Dataset excerpts
* * *

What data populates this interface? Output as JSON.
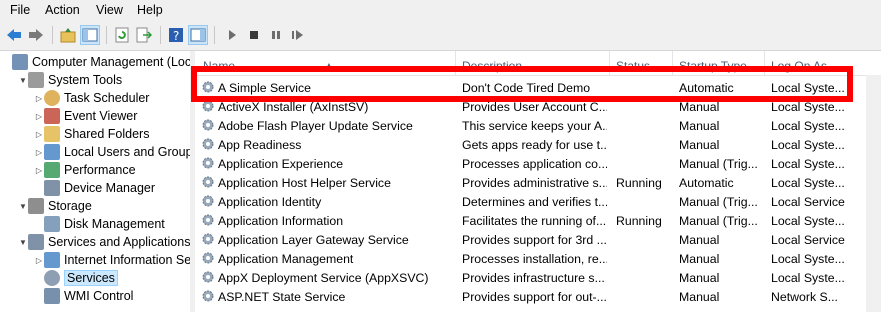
{
  "menu": [
    "File",
    "Action",
    "View",
    "Help"
  ],
  "tree": [
    {
      "label": "Computer Management (Local",
      "indent": 0,
      "arrow": "",
      "icon": "computer-icon"
    },
    {
      "label": "System Tools",
      "indent": 1,
      "arrow": "▼",
      "icon": "tools-icon"
    },
    {
      "label": "Task Scheduler",
      "indent": 2,
      "arrow": "▷",
      "icon": "clock-icon"
    },
    {
      "label": "Event Viewer",
      "indent": 2,
      "arrow": "▷",
      "icon": "event-viewer-icon"
    },
    {
      "label": "Shared Folders",
      "indent": 2,
      "arrow": "▷",
      "icon": "shared-folder-icon"
    },
    {
      "label": "Local Users and Groups",
      "indent": 2,
      "arrow": "▷",
      "icon": "users-icon"
    },
    {
      "label": "Performance",
      "indent": 2,
      "arrow": "▷",
      "icon": "performance-icon"
    },
    {
      "label": "Device Manager",
      "indent": 2,
      "arrow": "",
      "icon": "device-manager-icon"
    },
    {
      "label": "Storage",
      "indent": 1,
      "arrow": "▼",
      "icon": "storage-icon"
    },
    {
      "label": "Disk Management",
      "indent": 2,
      "arrow": "",
      "icon": "disk-icon"
    },
    {
      "label": "Services and Applications",
      "indent": 1,
      "arrow": "▼",
      "icon": "services-apps-icon"
    },
    {
      "label": "Internet Information Ser",
      "indent": 2,
      "arrow": "▷",
      "icon": "iis-icon"
    },
    {
      "label": "Services",
      "indent": 2,
      "arrow": "",
      "icon": "services-icon",
      "selected": true
    },
    {
      "label": "WMI Control",
      "indent": 2,
      "arrow": "",
      "icon": "wmi-icon"
    }
  ],
  "columns": {
    "name": "Name",
    "description": "Description",
    "status": "Status",
    "startup": "Startup Type",
    "logon": "Log On As"
  },
  "rows": [
    {
      "name": "A Simple Service",
      "description": "Don't Code Tired Demo",
      "status": "",
      "startup": "Automatic",
      "logon": "Local Syste..."
    },
    {
      "name": "ActiveX Installer (AxInstSV)",
      "description": "Provides User Account C...",
      "status": "",
      "startup": "Manual",
      "logon": "Local Syste..."
    },
    {
      "name": "Adobe Flash Player Update Service",
      "description": "This service keeps your A...",
      "status": "",
      "startup": "Manual",
      "logon": "Local Syste..."
    },
    {
      "name": "App Readiness",
      "description": "Gets apps ready for use t...",
      "status": "",
      "startup": "Manual",
      "logon": "Local Syste..."
    },
    {
      "name": "Application Experience",
      "description": "Processes application co...",
      "status": "",
      "startup": "Manual (Trig...",
      "logon": "Local Syste..."
    },
    {
      "name": "Application Host Helper Service",
      "description": "Provides administrative s...",
      "status": "Running",
      "startup": "Automatic",
      "logon": "Local Syste..."
    },
    {
      "name": "Application Identity",
      "description": "Determines and verifies t...",
      "status": "",
      "startup": "Manual (Trig...",
      "logon": "Local Service"
    },
    {
      "name": "Application Information",
      "description": "Facilitates the running of...",
      "status": "Running",
      "startup": "Manual (Trig...",
      "logon": "Local Syste..."
    },
    {
      "name": "Application Layer Gateway Service",
      "description": "Provides support for 3rd ...",
      "status": "",
      "startup": "Manual",
      "logon": "Local Service"
    },
    {
      "name": "Application Management",
      "description": "Processes installation, re...",
      "status": "",
      "startup": "Manual",
      "logon": "Local Syste..."
    },
    {
      "name": "AppX Deployment Service (AppXSVC)",
      "description": "Provides infrastructure s...",
      "status": "",
      "startup": "Manual",
      "logon": "Local Syste..."
    },
    {
      "name": "ASP.NET State Service",
      "description": "Provides support for out-...",
      "status": "",
      "startup": "Manual",
      "logon": "Network S..."
    }
  ]
}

* * *

◆ Your task
Reply with nothing except the number of lines in the listing above that include "Information".

◆ Right answer
2